◆ RECORDS PROVIDED:
========
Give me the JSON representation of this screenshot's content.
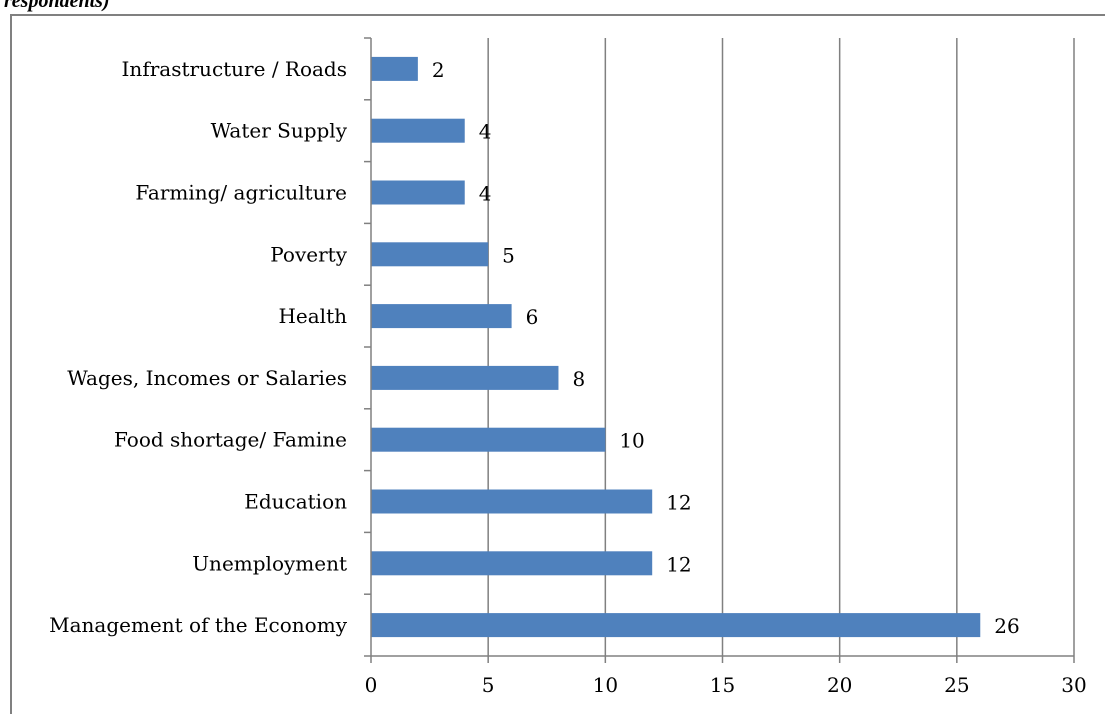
{
  "caption_fragment": "respondents)",
  "chart_data": {
    "type": "bar",
    "orientation": "horizontal",
    "categories": [
      "Infrastructure / Roads",
      "Water Supply",
      "Farming/ agriculture",
      "Poverty",
      "Health",
      "Wages, Incomes or Salaries",
      "Food shortage/ Famine",
      "Education",
      "Unemployment",
      "Management of the Economy"
    ],
    "values": [
      2,
      4,
      4,
      5,
      6,
      8,
      10,
      12,
      12,
      26
    ],
    "xlim": [
      0,
      30
    ],
    "xticks": [
      0,
      5,
      10,
      15,
      20,
      25,
      30
    ],
    "grid": "vertical",
    "data_labels": true,
    "bar_color": "#4f81bd",
    "grid_color": "#808080"
  }
}
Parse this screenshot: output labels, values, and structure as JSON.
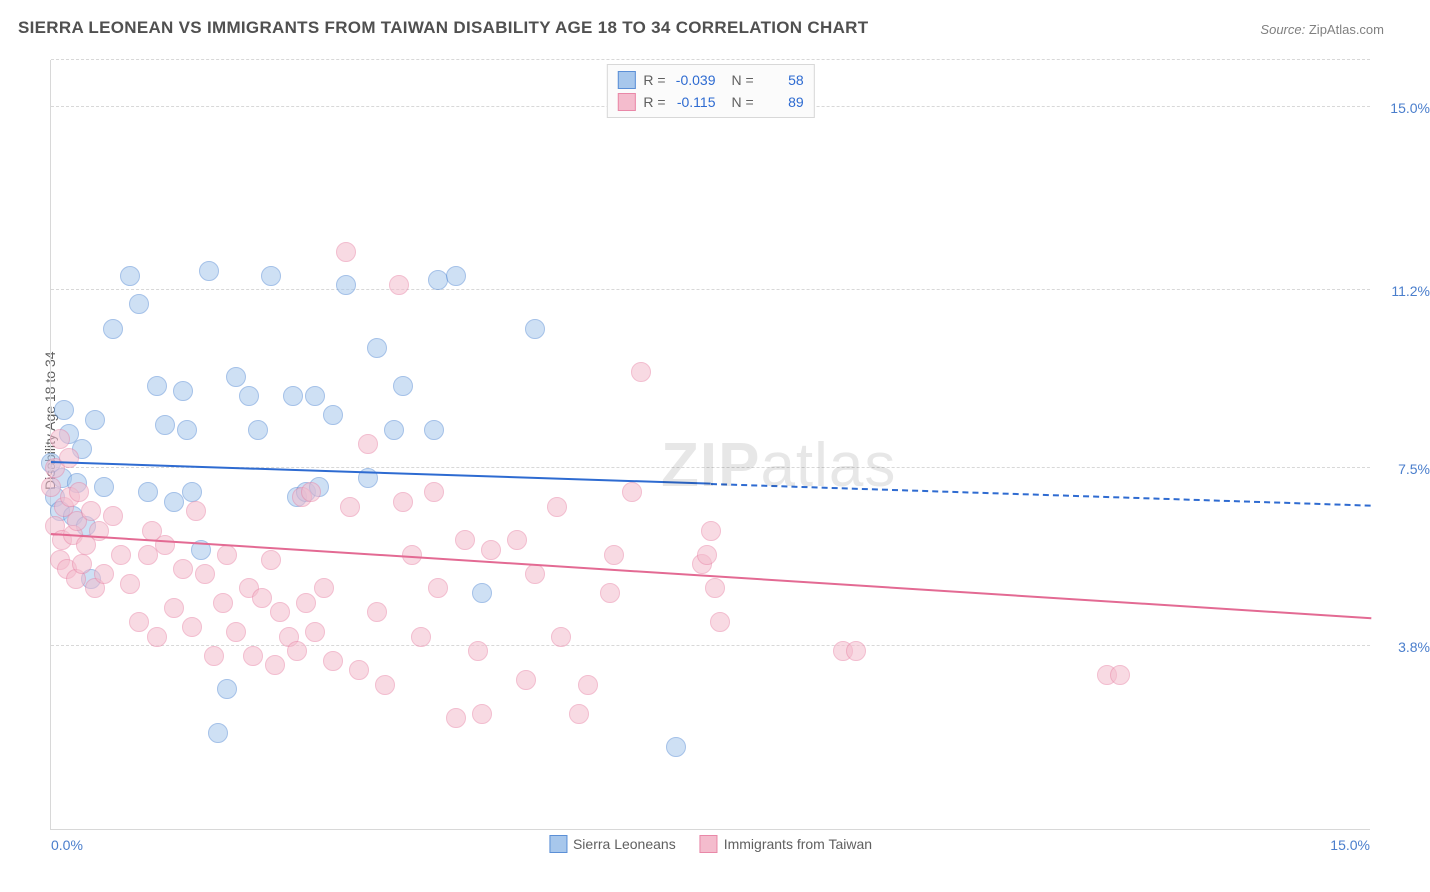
{
  "title": "SIERRA LEONEAN VS IMMIGRANTS FROM TAIWAN DISABILITY AGE 18 TO 34 CORRELATION CHART",
  "source_label": "Source:",
  "source_value": "ZipAtlas.com",
  "watermark_a": "ZIP",
  "watermark_b": "atlas",
  "chart": {
    "type": "scatter",
    "background_color": "#ffffff",
    "grid_color": "#d8d8d8",
    "xlim": [
      0,
      15
    ],
    "ylim": [
      0,
      16
    ],
    "x_tick_left": "0.0%",
    "x_tick_right": "15.0%",
    "x_tick_color_left": "#4a7ecc",
    "x_tick_color_right": "#4a7ecc",
    "y_ticks": [
      {
        "value": 3.8,
        "label": "3.8%",
        "color": "#4a7ecc"
      },
      {
        "value": 7.5,
        "label": "7.5%",
        "color": "#4a7ecc"
      },
      {
        "value": 11.2,
        "label": "11.2%",
        "color": "#4a7ecc"
      },
      {
        "value": 15.0,
        "label": "15.0%",
        "color": "#4a7ecc"
      }
    ],
    "y_axis_label": "Disability Age 18 to 34",
    "label_fontsize": 14,
    "title_fontsize": 17,
    "marker_radius": 10,
    "marker_opacity": 0.55,
    "series": [
      {
        "name": "Sierra Leoneans",
        "fill": "#a7c7ec",
        "stroke": "#5b8fd6",
        "trend_color": "#2e6bd1",
        "R": "-0.039",
        "N": "58",
        "trend_y_start": 7.6,
        "trend_y_end": 6.7,
        "solid_x_end": 7.5,
        "points": [
          [
            0.0,
            7.6
          ],
          [
            0.05,
            6.9
          ],
          [
            0.1,
            6.6
          ],
          [
            0.12,
            7.3
          ],
          [
            0.15,
            8.7
          ],
          [
            0.2,
            8.2
          ],
          [
            0.25,
            6.5
          ],
          [
            0.3,
            7.2
          ],
          [
            0.35,
            7.9
          ],
          [
            0.4,
            6.3
          ],
          [
            0.45,
            5.2
          ],
          [
            0.5,
            8.5
          ],
          [
            0.6,
            7.1
          ],
          [
            0.7,
            10.4
          ],
          [
            0.9,
            11.5
          ],
          [
            1.0,
            10.9
          ],
          [
            1.1,
            7.0
          ],
          [
            1.2,
            9.2
          ],
          [
            1.3,
            8.4
          ],
          [
            1.4,
            6.8
          ],
          [
            1.5,
            9.1
          ],
          [
            1.55,
            8.3
          ],
          [
            1.6,
            7.0
          ],
          [
            1.7,
            5.8
          ],
          [
            1.8,
            11.6
          ],
          [
            1.9,
            2.0
          ],
          [
            2.0,
            2.9
          ],
          [
            2.1,
            9.4
          ],
          [
            2.25,
            9.0
          ],
          [
            2.35,
            8.3
          ],
          [
            2.5,
            11.5
          ],
          [
            2.75,
            9.0
          ],
          [
            2.8,
            6.9
          ],
          [
            2.9,
            7.0
          ],
          [
            3.0,
            9.0
          ],
          [
            3.05,
            7.1
          ],
          [
            3.2,
            8.6
          ],
          [
            3.35,
            11.3
          ],
          [
            3.6,
            7.3
          ],
          [
            3.7,
            10.0
          ],
          [
            3.9,
            8.3
          ],
          [
            4.0,
            9.2
          ],
          [
            4.35,
            8.3
          ],
          [
            4.4,
            11.4
          ],
          [
            4.6,
            11.5
          ],
          [
            4.9,
            4.9
          ],
          [
            5.5,
            10.4
          ],
          [
            7.1,
            1.7
          ]
        ]
      },
      {
        "name": "Immigrants from Taiwan",
        "fill": "#f4bccd",
        "stroke": "#e988a8",
        "trend_color": "#e36a93",
        "R": "-0.115",
        "N": "89",
        "trend_y_start": 6.1,
        "trend_y_end": 4.35,
        "solid_x_end": 15.0,
        "points": [
          [
            0.0,
            7.1
          ],
          [
            0.05,
            6.3
          ],
          [
            0.05,
            7.5
          ],
          [
            0.1,
            5.6
          ],
          [
            0.1,
            8.1
          ],
          [
            0.12,
            6.0
          ],
          [
            0.15,
            6.7
          ],
          [
            0.18,
            5.4
          ],
          [
            0.2,
            7.7
          ],
          [
            0.22,
            6.9
          ],
          [
            0.25,
            6.1
          ],
          [
            0.28,
            5.2
          ],
          [
            0.3,
            6.4
          ],
          [
            0.32,
            7.0
          ],
          [
            0.35,
            5.5
          ],
          [
            0.4,
            5.9
          ],
          [
            0.45,
            6.6
          ],
          [
            0.5,
            5.0
          ],
          [
            0.55,
            6.2
          ],
          [
            0.6,
            5.3
          ],
          [
            0.7,
            6.5
          ],
          [
            0.8,
            5.7
          ],
          [
            0.9,
            5.1
          ],
          [
            1.0,
            4.3
          ],
          [
            1.1,
            5.7
          ],
          [
            1.15,
            6.2
          ],
          [
            1.2,
            4.0
          ],
          [
            1.3,
            5.9
          ],
          [
            1.4,
            4.6
          ],
          [
            1.5,
            5.4
          ],
          [
            1.6,
            4.2
          ],
          [
            1.65,
            6.6
          ],
          [
            1.75,
            5.3
          ],
          [
            1.85,
            3.6
          ],
          [
            1.95,
            4.7
          ],
          [
            2.0,
            5.7
          ],
          [
            2.1,
            4.1
          ],
          [
            2.25,
            5.0
          ],
          [
            2.3,
            3.6
          ],
          [
            2.4,
            4.8
          ],
          [
            2.5,
            5.6
          ],
          [
            2.55,
            3.4
          ],
          [
            2.6,
            4.5
          ],
          [
            2.7,
            4.0
          ],
          [
            2.85,
            6.9
          ],
          [
            2.8,
            3.7
          ],
          [
            2.9,
            4.7
          ],
          [
            2.95,
            7.0
          ],
          [
            3.0,
            4.1
          ],
          [
            3.1,
            5.0
          ],
          [
            3.2,
            3.5
          ],
          [
            3.35,
            12.0
          ],
          [
            3.4,
            6.7
          ],
          [
            3.5,
            3.3
          ],
          [
            3.6,
            8.0
          ],
          [
            3.7,
            4.5
          ],
          [
            3.8,
            3.0
          ],
          [
            3.95,
            11.3
          ],
          [
            4.0,
            6.8
          ],
          [
            4.1,
            5.7
          ],
          [
            4.2,
            4.0
          ],
          [
            4.35,
            7.0
          ],
          [
            4.4,
            5.0
          ],
          [
            4.6,
            2.3
          ],
          [
            4.7,
            6.0
          ],
          [
            4.85,
            3.7
          ],
          [
            4.9,
            2.4
          ],
          [
            5.0,
            5.8
          ],
          [
            5.3,
            6.0
          ],
          [
            5.4,
            3.1
          ],
          [
            5.5,
            5.3
          ],
          [
            5.75,
            6.7
          ],
          [
            5.8,
            4.0
          ],
          [
            6.0,
            2.4
          ],
          [
            6.1,
            3.0
          ],
          [
            6.35,
            4.9
          ],
          [
            6.4,
            5.7
          ],
          [
            6.6,
            7.0
          ],
          [
            6.7,
            9.5
          ],
          [
            7.4,
            5.5
          ],
          [
            7.45,
            5.7
          ],
          [
            7.5,
            6.2
          ],
          [
            7.55,
            5.0
          ],
          [
            7.6,
            4.3
          ],
          [
            9.0,
            3.7
          ],
          [
            9.15,
            3.7
          ],
          [
            12.0,
            3.2
          ],
          [
            12.15,
            3.2
          ]
        ]
      }
    ]
  },
  "legend_bottom": [
    {
      "label": "Sierra Leoneans",
      "fill": "#a7c7ec",
      "stroke": "#5b8fd6"
    },
    {
      "label": "Immigrants from Taiwan",
      "fill": "#f4bccd",
      "stroke": "#e988a8"
    }
  ]
}
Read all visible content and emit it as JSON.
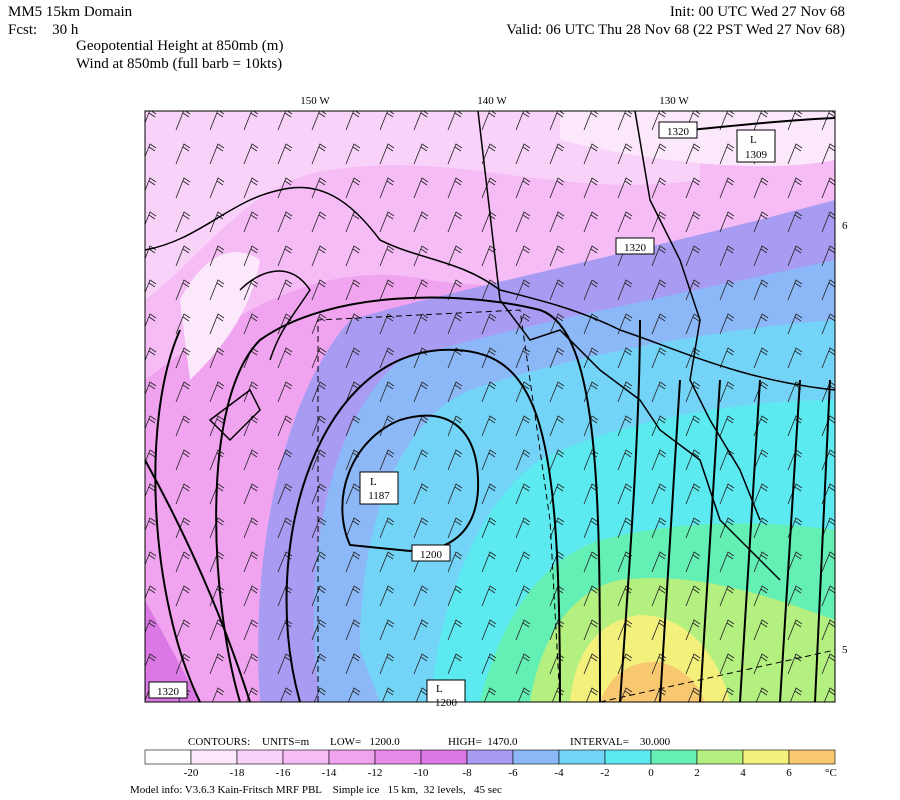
{
  "header": {
    "model": "MM5 15km Domain",
    "init": "Init: 00 UTC Wed 27 Nov 68",
    "fcst": "Fcst:    30 h",
    "valid": "Valid: 06 UTC Thu 28 Nov 68 (22 PST Wed 27 Nov 68)",
    "field1": "Geopotential Height at 850mb (m)",
    "field2": "Wind at 850mb (full barb = 10kts)"
  },
  "map": {
    "longitude_labels": [
      "150 W",
      "140 W",
      "130 W"
    ],
    "latitude_labels": [
      "6",
      "5"
    ],
    "contour_labels": [
      "1320",
      "1320",
      "1200",
      "1320"
    ],
    "lows": [
      {
        "marker": "L",
        "value": "1309"
      },
      {
        "marker": "L",
        "value": "1187"
      },
      {
        "marker": "L",
        "value": "1200"
      }
    ]
  },
  "contours_info": {
    "label": "CONTOURS:",
    "units": "UNITS=m",
    "low": "LOW=   1200.0",
    "high": "HIGH=  1470.0",
    "interval": "INTERVAL=    30.000"
  },
  "legend": {
    "ticks": [
      "-20",
      "-18",
      "-16",
      "-14",
      "-12",
      "-10",
      "-8",
      "-6",
      "-4",
      "-2",
      "0",
      "2",
      "4",
      "6"
    ],
    "unit": "°C",
    "colors": [
      "#ffffff",
      "#fbe8fb",
      "#f8d2f8",
      "#f5bcf5",
      "#f0a4f0",
      "#e88ae8",
      "#dc78e6",
      "#a89cf2",
      "#8cb8f8",
      "#74d4f8",
      "#5ceaf0",
      "#64f0b4",
      "#b4f080",
      "#f4f07c",
      "#f8c870"
    ]
  },
  "footer": "Model info: V3.6.3 Kain-Fritsch MRF PBL    Simple ice   15 km,  32 levels,   45 sec"
}
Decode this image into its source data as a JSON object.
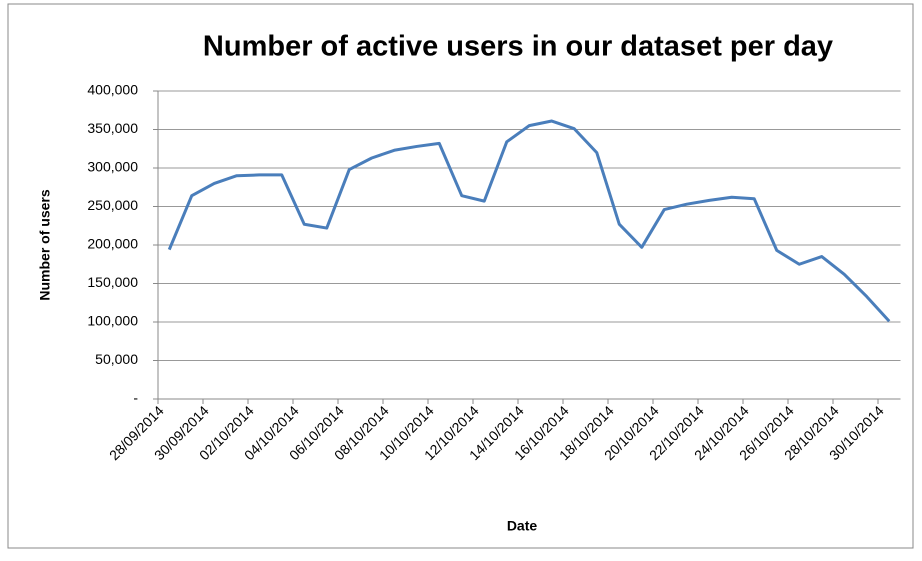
========
◆ STATED GOAL: Gather all lines from the records above in which "JSON" appears.

◆ ANSWER FOR THE TASK:
Give me the JSON representation of this screenshot's content.
Parse this screenshot: output labels, values, and structure as JSON.
Read all visible content and emit it as JSON.
Decode this image into its source data as a JSON object.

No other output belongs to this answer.